Data records:

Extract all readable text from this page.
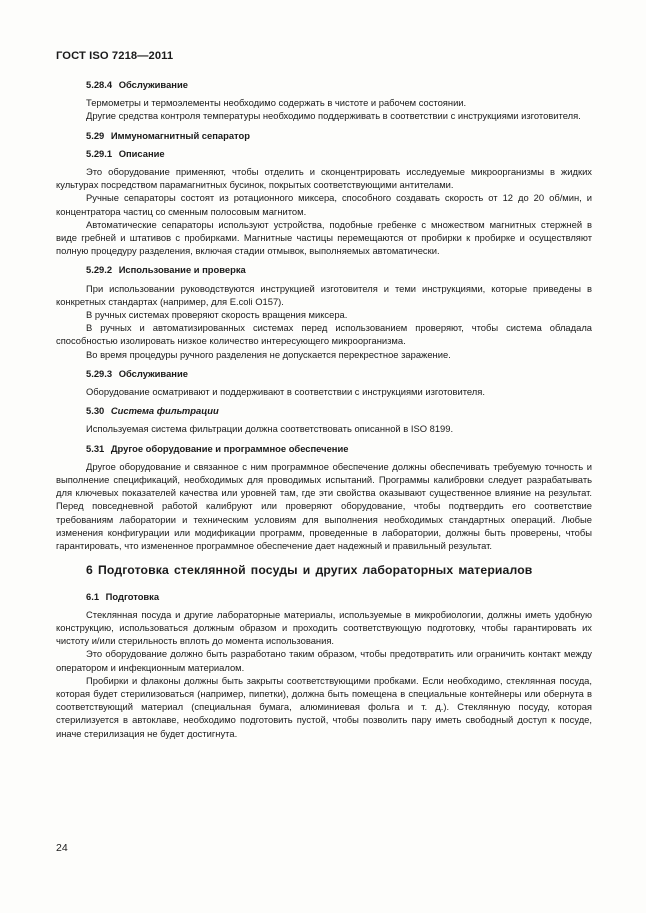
ГОСТ ISO 7218—2011
5.28.4 Обслуживание

Термометры и термоэлементы необходимо содержать в чистоте и рабочем состоянии.

Другие средства контроля температуры необходимо поддерживать в соответствии с инструкциями изготовителя.

5.29 Иммуномагнитный сепаратор
5.29.1 Описание

Это оборудование применяют, чтобы отделить и сконцентрировать исследуемые микроорганизмы в жидких культурах посредством парамагнитных бусинок, покрытых соответствующими антителами.

Ручные сепараторы состоят из ротационного миксера, способного создавать скорость от 12 до 20 об/мин, и концентратора частиц со сменным полосовым магнитом.

Автоматические сепараторы используют устройства, подобные гребенке с множеством магнитных стержней в виде гребней и штативов с пробирками. Магнитные частицы перемещаются от пробирки к пробирке и осуществляют полную процедуру разделения, включая стадии отмывок, выполняемых автоматически.

5.29.2 Использование и проверка

При использовании руководствуются инструкцией изготовителя и теми инструкциями, которые приведены в конкретных стандартах (например, для E.coli O157).

В ручных системах проверяют скорость вращения миксера.

В ручных и автоматизированных системах перед использованием проверяют, чтобы система обладала способностью изолировать низкое количество интересующего микроорганизма.

Во время процедуры ручного разделения не допускается перекрестное заражение.

5.29.3 Обслуживание

Оборудование осматривают и поддерживают в соответствии с инструкциями изготовителя.

5.30 Система фильтрации

Используемая система фильтрации должна соответствовать описанной в ISO 8199.

5.31 Другое оборудование и программное обеспечение

Другое оборудование и связанное с ним программное обеспечение должны обеспечивать требуемую точность и выполнение спецификаций, необходимых для проводимых испытаний. Программы калибровки следует разрабатывать для ключевых показателей качества или уровней там, где эти свойства оказывают существенное влияние на результат. Перед повседневной работой калибруют или проверяют оборудование, чтобы подтвердить его соответствие требованиям лаборатории и техническим условиям для выполнения необходимых стандартных операций. Любые изменения конфигурации или модификации программ, проведенные в лаборатории, должны быть проверены, чтобы гарантировать, что измененное программное обеспечение дает надежный и правильный результат.

6 Подготовка стеклянной посуды и других лабораторных материалов
6.1 Подготовка

Стеклянная посуда и другие лабораторные материалы, используемые в микробиологии, должны иметь удобную конструкцию, использоваться должным образом и проходить соответствующую подготовку, чтобы гарантировать их чистоту и/или стерильность вплоть до момента использования.

Это оборудование должно быть разработано таким образом, чтобы предотвратить или ограничить контакт между оператором и инфекционным материалом.

Пробирки и флаконы должны быть закрыты соответствующими пробками. Если необходимо, стеклянная посуда, которая будет стерилизоваться (например, пипетки), должна быть помещена в специальные контейнеры или обернута в соответствующий материал (специальная бумага, алюминиевая фольга и т. д.). Стеклянную посуду, которая стерилизуется в автоклаве, необходимо подготовить пустой, чтобы позволить пару иметь свободный доступ к посуде, иначе стерилизация не будет достигнута.

24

### GIVEN EXERCISE:
Write out all the entries word for word, but skip any images.

### RESULT FOR THIS EXERCISE:
Extract all readable text from this page.
ГОСТ ISO 7218—2011
5.28.4 Обслуживание

Термометры и термоэлементы необходимо содержать в чистоте и рабочем состоянии.

Другие средства контроля температуры необходимо поддерживать в соответствии с инструкциями изготовителя.

5.29 Иммуномагнитный сепаратор
5.29.1 Описание

Это оборудование применяют, чтобы отделить и сконцентрировать исследуемые микроорганизмы в жидких культурах посредством парамагнитных бусинок, покрытых соответствующими антителами.

Ручные сепараторы состоят из ротационного миксера, способного создавать скорость от 12 до 20 об/мин, и концентратора частиц со сменным полосовым магнитом.

Автоматические сепараторы используют устройства, подобные гребенке с множеством магнитных стержней в виде гребней и штативов с пробирками. Магнитные частицы перемещаются от пробирки к пробирке и осуществляют полную процедуру разделения, включая стадии отмывок, выполняемых автоматически.

5.29.2 Использование и проверка

При использовании руководствуются инструкцией изготовителя и теми инструкциями, которые приведены в конкретных стандартах (например, для E.coli O157).

В ручных системах проверяют скорость вращения миксера.

В ручных и автоматизированных системах перед использованием проверяют, чтобы система обладала способностью изолировать низкое количество интересующего микроорганизма.

Во время процедуры ручного разделения не допускается перекрестное заражение.

5.29.3 Обслуживание

Оборудование осматривают и поддерживают в соответствии с инструкциями изготовителя.

5.30 Система фильтрации

Используемая система фильтрации должна соответствовать описанной в ISO 8199.

5.31 Другое оборудование и программное обеспечение

Другое оборудование и связанное с ним программное обеспечение должны обеспечивать требуемую точность и выполнение спецификаций, необходимых для проводимых испытаний. Программы калибровки следует разрабатывать для ключевых показателей качества или уровней там, где эти свойства оказывают существенное влияние на результат. Перед повседневной работой калибруют или проверяют оборудование, чтобы подтвердить его соответствие требованиям лаборатории и техническим условиям для выполнения необходимых стандартных операций. Любые изменения конфигурации или модификации программ, проведенные в лаборатории, должны быть проверены, чтобы гарантировать, что измененное программное обеспечение дает надежный и правильный результат.

6 Подготовка стеклянной посуды и других лабораторных материалов
6.1 Подготовка

Стеклянная посуда и другие лабораторные материалы, используемые в микробиологии, должны иметь удобную конструкцию, использоваться должным образом и проходить соответствующую подготовку, чтобы гарантировать их чистоту и/или стерильность вплоть до момента использования.

Это оборудование должно быть разработано таким образом, чтобы предотвратить или ограничить контакт между оператором и инфекционным материалом.

Пробирки и флаконы должны быть закрыты соответствующими пробками. Если необходимо, стеклянная посуда, которая будет стерилизоваться (например, пипетки), должна быть помещена в специальные контейнеры или обернута в соответствующий материал (специальная бумага, алюминиевая фольга и т. д.). Стеклянную посуду, которая стерилизуется в автоклаве, необходимо подготовить пустой, чтобы позволить пару иметь свободный доступ к посуде, иначе стерилизация не будет достигнута.

24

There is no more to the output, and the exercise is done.